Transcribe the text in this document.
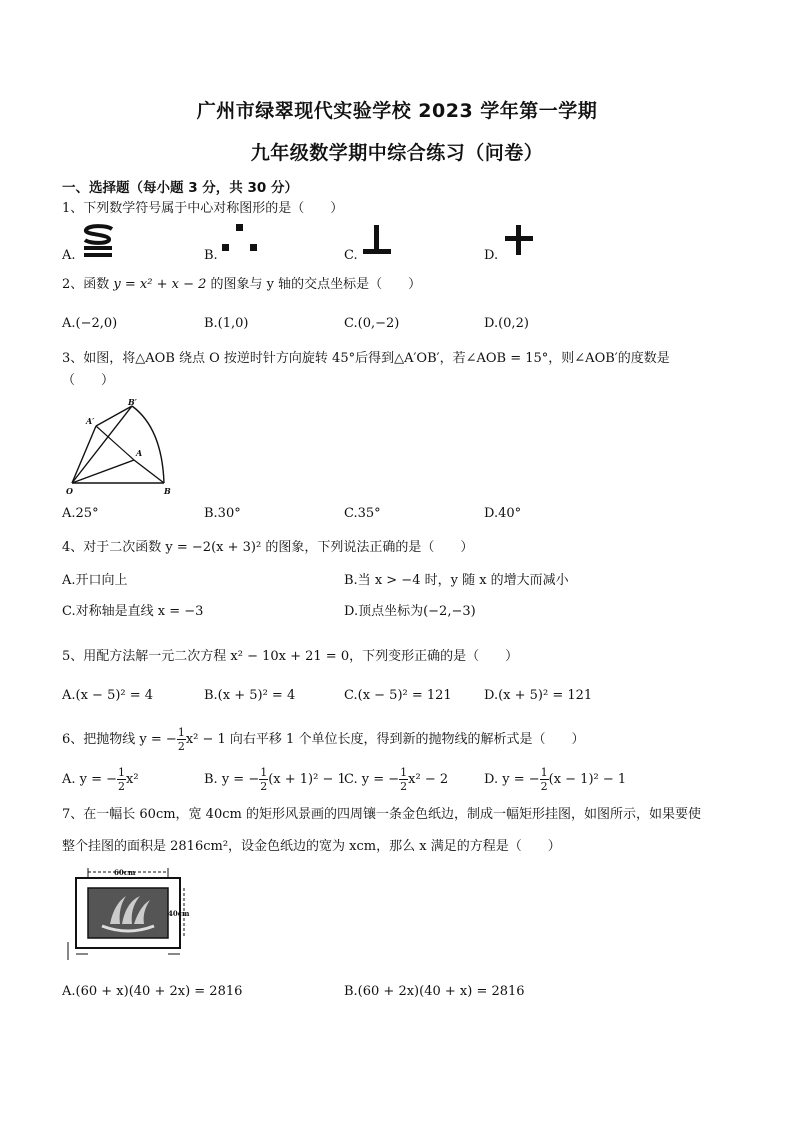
广州市绿翠现代实验学校 2023 学年第一学期
九年级数学期中综合练习（问卷）
一、选择题（每小题 3 分，共 30 分）
1、下列数学符号属于中心对称图形的是（　　）
A.	B.	C.	D.
2、函数 y = x² + x − 2 的图象与 y 轴的交点坐标是（　　）
A.(−2,0)	B.(1,0)	C.(0,−2)	D.(0,2)
3、如图，将△AOB 绕点 O 按逆时针方向旋转 45°后得到△A′OB′，若∠AOB = 15°，则∠AOB′的度数是
（　　）
B′
A′
A
O	B
A.25°	B.30°	C.35°	D.40°
4、对于二次函数 y = −2(x + 3)² 的图象，下列说法正确的是（　　）
A.开口向上	B.当 x > −4 时，y 随 x 的增大而减小
C.对称轴是直线 x = −3	D.顶点坐标为(−2,−3)
5、用配方法解一元二次方程 x² − 10x + 21 = 0，下列变形正确的是（　　）
A.(x − 5)² = 4	B.(x + 5)² = 4	C.(x − 5)² = 121 D.(x + 5)² = 121
6、把抛物线 y = − $\frac{1}{2} x^2 - 1$ 向右平移 1 个单位长度，得到新的抛物线的解析式是（　　）
A. y = − $\frac{1}{2} x^2$	B. y = − $\frac{1}{2} (x + 1)^2 - 1$
C. y = − $\frac{1}{2} x^2 - 2$	D. y = − $\frac{1}{2} (x - 1)^2 - 1$
7、在一幅长 60cm，宽 40cm 的矩形风景画的四周镶一条金色纸边，制成一幅矩形挂图，如图所示，如果要使
整个挂图的面积是 2816cm²，设金色纸边的宽为 xcm，那么 x 满足的方程是（　　）
60cm
40cm
A.(60 + x)(40 + 2x) = 2816	B.(60 + 2x)(40 + x) = 2816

= = = = = = =

#### [EXERCISE DESCRIPTION]
Leave out the pictures and print every line of the data exactly.

#### [RESULT OF THE TASK]
Transcribe the text in this document.
广州市绿翠现代实验学校 2023 学年第一学期
九年级数学期中综合练习（问卷）
一、选择题（每小题 3 分，共 30 分）
1、下列数学符号属于中心对称图形的是（　　）
A.	B.	C.	D.
2、函数 y = x² + x − 2 的图象与 y 轴的交点坐标是（　　）
A.(−2,0)	B.(1,0)	C.(0,−2)	D.(0,2)
3、如图，将△AOB 绕点 O 按逆时针方向旋转 45°后得到△A′OB′，若∠AOB = 15°，则∠AOB′的度数是
（　　）
B′
A′
A
O	B
A.25°	B.30°	C.35°	D.40°
4、对于二次函数 y = −2(x + 3)² 的图象，下列说法正确的是（　　）
A.开口向上	B.当 x > −4 时，y 随 x 的增大而减小
C.对称轴是直线 x = −3	D.顶点坐标为(−2,−3)
5、用配方法解一元二次方程 x² − 10x + 21 = 0，下列变形正确的是（　　）
A.(x − 5)² = 4	B.(x + 5)² = 4	C.(x − 5)² = 121 D.(x + 5)² = 121
6、把抛物线 y = − $\frac{1}{2} x^2 - 1$ 向右平移 1 个单位长度，得到新的抛物线的解析式是（　　）
A. y = − $\frac{1}{2} x^2$	B. y = − $\frac{1}{2} (x + 1)^2 - 1$
C. y = − $\frac{1}{2} x^2 - 2$	D. y = − $\frac{1}{2} (x - 1)^2 - 1$
7、在一幅长 60cm，宽 40cm 的矩形风景画的四周镶一条金色纸边，制成一幅矩形挂图，如图所示，如果要使
整个挂图的面积是 2816cm²，设金色纸边的宽为 xcm，那么 x 满足的方程是（　　）
60cm
40cm
A.(60 + x)(40 + 2x) = 2816	B.(60 + 2x)(40 + x) = 2816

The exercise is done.